Items from a figure collection
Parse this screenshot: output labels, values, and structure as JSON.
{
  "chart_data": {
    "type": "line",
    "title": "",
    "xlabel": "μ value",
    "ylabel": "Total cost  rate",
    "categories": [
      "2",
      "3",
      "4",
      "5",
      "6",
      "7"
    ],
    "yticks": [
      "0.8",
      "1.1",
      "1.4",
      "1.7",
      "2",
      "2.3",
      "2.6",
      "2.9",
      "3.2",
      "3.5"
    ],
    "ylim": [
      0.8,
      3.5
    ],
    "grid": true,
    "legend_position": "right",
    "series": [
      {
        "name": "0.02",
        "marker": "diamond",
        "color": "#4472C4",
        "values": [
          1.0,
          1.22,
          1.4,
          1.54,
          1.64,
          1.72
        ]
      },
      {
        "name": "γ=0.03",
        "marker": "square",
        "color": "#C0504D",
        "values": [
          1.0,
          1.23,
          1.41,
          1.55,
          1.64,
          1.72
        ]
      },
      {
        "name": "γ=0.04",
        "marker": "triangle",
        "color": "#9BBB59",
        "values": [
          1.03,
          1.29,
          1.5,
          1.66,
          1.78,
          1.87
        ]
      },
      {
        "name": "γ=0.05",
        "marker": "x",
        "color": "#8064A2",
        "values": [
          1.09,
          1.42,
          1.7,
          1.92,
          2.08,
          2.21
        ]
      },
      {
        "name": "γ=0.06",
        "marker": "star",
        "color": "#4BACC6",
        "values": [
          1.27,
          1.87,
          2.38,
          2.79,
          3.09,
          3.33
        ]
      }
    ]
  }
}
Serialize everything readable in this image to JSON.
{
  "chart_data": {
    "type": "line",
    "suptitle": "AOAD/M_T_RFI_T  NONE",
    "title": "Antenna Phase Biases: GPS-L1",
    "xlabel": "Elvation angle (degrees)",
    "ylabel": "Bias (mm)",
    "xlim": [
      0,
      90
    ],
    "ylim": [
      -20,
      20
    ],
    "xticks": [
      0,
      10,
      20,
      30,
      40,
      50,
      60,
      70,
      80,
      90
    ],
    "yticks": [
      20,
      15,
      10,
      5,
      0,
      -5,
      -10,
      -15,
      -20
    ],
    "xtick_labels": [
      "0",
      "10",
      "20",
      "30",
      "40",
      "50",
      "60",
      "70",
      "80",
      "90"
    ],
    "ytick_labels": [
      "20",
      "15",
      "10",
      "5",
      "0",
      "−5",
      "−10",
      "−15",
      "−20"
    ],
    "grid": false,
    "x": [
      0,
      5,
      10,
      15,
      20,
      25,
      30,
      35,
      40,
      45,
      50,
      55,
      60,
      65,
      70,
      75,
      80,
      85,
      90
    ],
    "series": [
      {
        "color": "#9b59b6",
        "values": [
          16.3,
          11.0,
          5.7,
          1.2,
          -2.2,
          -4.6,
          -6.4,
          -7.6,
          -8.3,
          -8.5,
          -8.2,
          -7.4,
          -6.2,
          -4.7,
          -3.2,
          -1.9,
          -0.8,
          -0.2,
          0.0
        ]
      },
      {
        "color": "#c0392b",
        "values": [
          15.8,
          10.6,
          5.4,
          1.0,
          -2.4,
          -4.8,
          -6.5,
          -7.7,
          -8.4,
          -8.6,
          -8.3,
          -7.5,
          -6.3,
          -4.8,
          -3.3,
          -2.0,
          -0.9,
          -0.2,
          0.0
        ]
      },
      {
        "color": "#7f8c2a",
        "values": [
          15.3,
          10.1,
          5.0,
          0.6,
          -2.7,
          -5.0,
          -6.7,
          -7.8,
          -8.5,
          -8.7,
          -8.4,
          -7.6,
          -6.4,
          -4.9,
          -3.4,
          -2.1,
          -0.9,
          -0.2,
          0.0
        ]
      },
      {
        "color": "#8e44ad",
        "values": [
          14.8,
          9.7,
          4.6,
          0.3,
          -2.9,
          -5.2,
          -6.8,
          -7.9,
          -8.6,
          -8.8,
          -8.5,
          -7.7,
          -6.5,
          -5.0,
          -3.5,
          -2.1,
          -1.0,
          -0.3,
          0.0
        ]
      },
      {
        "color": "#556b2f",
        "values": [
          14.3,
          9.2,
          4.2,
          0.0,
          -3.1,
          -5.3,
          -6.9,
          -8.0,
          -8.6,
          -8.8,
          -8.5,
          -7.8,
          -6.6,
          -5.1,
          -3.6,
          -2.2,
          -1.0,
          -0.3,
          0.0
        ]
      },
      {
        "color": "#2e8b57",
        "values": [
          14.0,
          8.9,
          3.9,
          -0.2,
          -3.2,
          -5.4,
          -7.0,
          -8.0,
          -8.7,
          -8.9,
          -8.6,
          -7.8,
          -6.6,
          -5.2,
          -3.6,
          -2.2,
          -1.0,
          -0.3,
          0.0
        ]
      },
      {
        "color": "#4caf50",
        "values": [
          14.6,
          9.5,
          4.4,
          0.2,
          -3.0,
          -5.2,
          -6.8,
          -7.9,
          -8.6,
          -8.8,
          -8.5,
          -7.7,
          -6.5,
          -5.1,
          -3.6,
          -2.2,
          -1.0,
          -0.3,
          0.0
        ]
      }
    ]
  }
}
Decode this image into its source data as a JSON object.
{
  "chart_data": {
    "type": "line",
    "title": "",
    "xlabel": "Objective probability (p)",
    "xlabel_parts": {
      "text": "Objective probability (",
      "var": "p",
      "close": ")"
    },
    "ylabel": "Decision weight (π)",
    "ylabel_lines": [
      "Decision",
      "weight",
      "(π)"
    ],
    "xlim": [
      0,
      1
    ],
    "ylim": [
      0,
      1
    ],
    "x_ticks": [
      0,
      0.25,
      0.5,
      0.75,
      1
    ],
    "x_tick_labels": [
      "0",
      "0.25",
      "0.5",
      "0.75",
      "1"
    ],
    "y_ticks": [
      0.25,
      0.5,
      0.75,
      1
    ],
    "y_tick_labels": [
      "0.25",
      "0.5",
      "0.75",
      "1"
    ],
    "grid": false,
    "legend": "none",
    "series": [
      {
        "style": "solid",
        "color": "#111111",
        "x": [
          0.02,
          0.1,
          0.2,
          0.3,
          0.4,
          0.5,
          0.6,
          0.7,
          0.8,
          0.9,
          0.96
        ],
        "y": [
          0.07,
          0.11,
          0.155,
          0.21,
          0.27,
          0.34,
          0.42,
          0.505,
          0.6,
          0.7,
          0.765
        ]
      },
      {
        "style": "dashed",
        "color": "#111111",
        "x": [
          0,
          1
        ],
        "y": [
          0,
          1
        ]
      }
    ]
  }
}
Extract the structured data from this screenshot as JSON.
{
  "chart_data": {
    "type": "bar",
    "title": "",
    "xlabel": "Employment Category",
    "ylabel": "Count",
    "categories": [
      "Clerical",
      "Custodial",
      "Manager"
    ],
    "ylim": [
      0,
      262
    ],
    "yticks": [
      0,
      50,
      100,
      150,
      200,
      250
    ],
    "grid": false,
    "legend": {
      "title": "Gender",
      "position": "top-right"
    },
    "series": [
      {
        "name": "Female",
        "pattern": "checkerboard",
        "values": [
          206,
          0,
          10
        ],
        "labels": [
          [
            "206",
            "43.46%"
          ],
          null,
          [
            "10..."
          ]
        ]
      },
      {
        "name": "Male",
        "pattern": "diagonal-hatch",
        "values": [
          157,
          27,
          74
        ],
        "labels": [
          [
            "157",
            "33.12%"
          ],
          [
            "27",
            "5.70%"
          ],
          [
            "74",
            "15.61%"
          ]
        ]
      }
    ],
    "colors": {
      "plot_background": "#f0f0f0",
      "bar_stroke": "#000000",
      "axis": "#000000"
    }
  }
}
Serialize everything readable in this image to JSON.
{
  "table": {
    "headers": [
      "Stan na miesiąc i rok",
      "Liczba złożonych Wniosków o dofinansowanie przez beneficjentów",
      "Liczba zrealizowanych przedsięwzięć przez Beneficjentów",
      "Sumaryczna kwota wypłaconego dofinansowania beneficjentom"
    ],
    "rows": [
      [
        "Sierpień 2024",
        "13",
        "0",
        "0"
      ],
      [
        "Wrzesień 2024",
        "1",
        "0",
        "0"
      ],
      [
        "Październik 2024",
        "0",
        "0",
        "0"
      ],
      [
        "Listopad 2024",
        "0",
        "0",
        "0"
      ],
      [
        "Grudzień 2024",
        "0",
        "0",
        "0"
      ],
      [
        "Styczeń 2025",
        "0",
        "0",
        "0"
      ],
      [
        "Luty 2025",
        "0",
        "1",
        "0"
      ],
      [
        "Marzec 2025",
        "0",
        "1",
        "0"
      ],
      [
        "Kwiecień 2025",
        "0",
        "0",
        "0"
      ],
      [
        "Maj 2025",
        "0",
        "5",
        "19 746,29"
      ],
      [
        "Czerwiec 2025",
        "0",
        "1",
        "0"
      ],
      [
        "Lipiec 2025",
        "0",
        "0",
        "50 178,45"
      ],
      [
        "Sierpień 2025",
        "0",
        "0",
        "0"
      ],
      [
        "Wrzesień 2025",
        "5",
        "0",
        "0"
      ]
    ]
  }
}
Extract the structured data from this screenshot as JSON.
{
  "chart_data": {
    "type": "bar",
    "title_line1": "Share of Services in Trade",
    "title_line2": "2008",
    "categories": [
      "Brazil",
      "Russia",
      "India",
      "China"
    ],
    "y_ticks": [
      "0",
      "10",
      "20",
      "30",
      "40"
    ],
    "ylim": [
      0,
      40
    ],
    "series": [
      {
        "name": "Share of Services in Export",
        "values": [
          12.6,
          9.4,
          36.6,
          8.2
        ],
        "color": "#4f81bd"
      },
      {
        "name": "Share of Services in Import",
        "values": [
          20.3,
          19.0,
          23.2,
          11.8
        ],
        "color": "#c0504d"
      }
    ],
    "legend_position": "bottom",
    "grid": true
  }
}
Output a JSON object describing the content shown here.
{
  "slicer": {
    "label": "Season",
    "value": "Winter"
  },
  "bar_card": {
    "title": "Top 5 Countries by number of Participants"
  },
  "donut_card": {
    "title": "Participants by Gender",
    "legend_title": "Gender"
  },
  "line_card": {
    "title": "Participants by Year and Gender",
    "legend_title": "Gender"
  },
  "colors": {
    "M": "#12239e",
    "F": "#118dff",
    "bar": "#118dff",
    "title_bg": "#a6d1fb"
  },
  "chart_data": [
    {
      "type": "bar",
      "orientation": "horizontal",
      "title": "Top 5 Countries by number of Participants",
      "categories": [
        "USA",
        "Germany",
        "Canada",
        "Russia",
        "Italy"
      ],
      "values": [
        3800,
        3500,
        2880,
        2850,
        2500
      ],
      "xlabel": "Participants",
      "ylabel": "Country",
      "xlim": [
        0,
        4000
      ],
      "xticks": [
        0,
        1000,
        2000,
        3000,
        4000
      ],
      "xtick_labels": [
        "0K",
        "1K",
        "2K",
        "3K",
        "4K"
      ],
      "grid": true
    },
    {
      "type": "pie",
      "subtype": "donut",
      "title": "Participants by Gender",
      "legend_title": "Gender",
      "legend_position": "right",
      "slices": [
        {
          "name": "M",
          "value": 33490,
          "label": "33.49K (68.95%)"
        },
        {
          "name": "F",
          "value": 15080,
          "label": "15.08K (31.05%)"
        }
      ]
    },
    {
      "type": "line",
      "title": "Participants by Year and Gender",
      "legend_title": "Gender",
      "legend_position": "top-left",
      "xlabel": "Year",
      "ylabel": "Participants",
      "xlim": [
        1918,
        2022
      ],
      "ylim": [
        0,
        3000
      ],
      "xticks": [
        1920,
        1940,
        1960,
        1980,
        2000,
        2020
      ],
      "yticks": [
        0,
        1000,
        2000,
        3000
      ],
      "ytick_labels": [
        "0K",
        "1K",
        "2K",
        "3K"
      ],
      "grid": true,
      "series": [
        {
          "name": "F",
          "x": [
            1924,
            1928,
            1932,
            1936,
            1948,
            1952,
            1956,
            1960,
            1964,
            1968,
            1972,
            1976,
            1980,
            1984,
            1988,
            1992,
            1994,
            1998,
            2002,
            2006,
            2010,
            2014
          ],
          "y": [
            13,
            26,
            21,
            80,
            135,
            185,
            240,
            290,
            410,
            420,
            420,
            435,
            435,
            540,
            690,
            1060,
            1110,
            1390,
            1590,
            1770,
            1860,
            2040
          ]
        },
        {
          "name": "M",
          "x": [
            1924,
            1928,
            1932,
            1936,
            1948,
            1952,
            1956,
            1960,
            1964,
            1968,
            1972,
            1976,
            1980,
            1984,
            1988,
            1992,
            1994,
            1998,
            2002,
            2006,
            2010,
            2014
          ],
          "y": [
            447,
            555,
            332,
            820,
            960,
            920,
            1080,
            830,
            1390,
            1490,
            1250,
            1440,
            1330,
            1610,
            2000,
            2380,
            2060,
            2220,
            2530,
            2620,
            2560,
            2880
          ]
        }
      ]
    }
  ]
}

PROBLEM STATEMENT: Above are the records. Copy every line in them holding "Participants".

RESULT OF THE EXERCISE:
    "title": "Top 5 Countries by number of Participants"
    "title": "Participants by Gender",
    "title": "Participants by Year and Gender",
      "title": "Top 5 Countries by number of Participants",
      "xlabel": "Participants",
      "title": "Participants by Gender",
      "title": "Participants by Year and Gender",
      "ylabel": "Participants",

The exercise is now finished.